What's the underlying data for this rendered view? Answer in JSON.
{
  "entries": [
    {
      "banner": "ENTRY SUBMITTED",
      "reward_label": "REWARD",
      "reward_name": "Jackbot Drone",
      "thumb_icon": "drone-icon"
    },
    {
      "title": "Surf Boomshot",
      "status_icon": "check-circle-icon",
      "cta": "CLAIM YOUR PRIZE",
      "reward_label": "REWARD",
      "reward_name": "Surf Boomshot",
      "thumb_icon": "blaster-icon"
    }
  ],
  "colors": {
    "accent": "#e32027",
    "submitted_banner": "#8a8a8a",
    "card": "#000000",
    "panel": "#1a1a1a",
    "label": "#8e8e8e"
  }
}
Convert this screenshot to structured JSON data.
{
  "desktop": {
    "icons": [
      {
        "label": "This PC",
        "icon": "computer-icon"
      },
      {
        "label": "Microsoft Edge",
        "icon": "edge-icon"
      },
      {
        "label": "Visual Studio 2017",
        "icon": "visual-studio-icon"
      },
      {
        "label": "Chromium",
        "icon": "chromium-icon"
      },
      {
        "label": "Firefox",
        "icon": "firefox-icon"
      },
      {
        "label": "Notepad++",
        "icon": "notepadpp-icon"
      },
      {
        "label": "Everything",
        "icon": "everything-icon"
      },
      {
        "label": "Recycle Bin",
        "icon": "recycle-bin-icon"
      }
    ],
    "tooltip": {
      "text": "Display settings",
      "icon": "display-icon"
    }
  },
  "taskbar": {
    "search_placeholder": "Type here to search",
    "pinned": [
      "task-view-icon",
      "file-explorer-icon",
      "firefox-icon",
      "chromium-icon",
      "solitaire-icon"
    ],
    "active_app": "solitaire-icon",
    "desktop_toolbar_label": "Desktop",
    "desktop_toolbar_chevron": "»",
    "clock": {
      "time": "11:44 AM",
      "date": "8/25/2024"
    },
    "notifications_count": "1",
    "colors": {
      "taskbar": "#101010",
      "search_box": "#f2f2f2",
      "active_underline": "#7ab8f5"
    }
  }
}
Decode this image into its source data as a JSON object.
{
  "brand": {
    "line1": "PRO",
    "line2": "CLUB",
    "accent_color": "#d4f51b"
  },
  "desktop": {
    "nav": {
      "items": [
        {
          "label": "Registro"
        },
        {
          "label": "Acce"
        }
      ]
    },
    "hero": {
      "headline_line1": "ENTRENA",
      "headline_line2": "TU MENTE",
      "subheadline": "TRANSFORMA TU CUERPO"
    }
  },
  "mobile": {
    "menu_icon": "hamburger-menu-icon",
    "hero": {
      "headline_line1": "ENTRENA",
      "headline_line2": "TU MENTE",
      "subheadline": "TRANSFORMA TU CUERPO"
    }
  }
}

Problem requirements -> Copy only this span: the line that contains "Decode this image", the last line, and every line between them.

Exercise response ->
Decode this image into its source data as a JSON object.
{
  "brand": {
    "line1": "PRO",
    "line2": "CLUB",
    "accent_color": "#d4f51b"
  },
  "desktop": {
    "nav": {
      "items": [
        {
          "label": "Registro"
        },
        {
          "label": "Acce"
        }
      ]
    },
    "hero": {
      "headline_line1": "ENTRENA",
      "headline_line2": "TU MENTE",
      "subheadline": "TRANSFORMA TU CUERPO"
    }
  },
  "mobile": {
    "menu_icon": "hamburger-menu-icon",
    "hero": {
      "headline_line1": "ENTRENA",
      "headline_line2": "TU MENTE",
      "subheadline": "TRANSFORMA TU CUERPO"
    }
  }
}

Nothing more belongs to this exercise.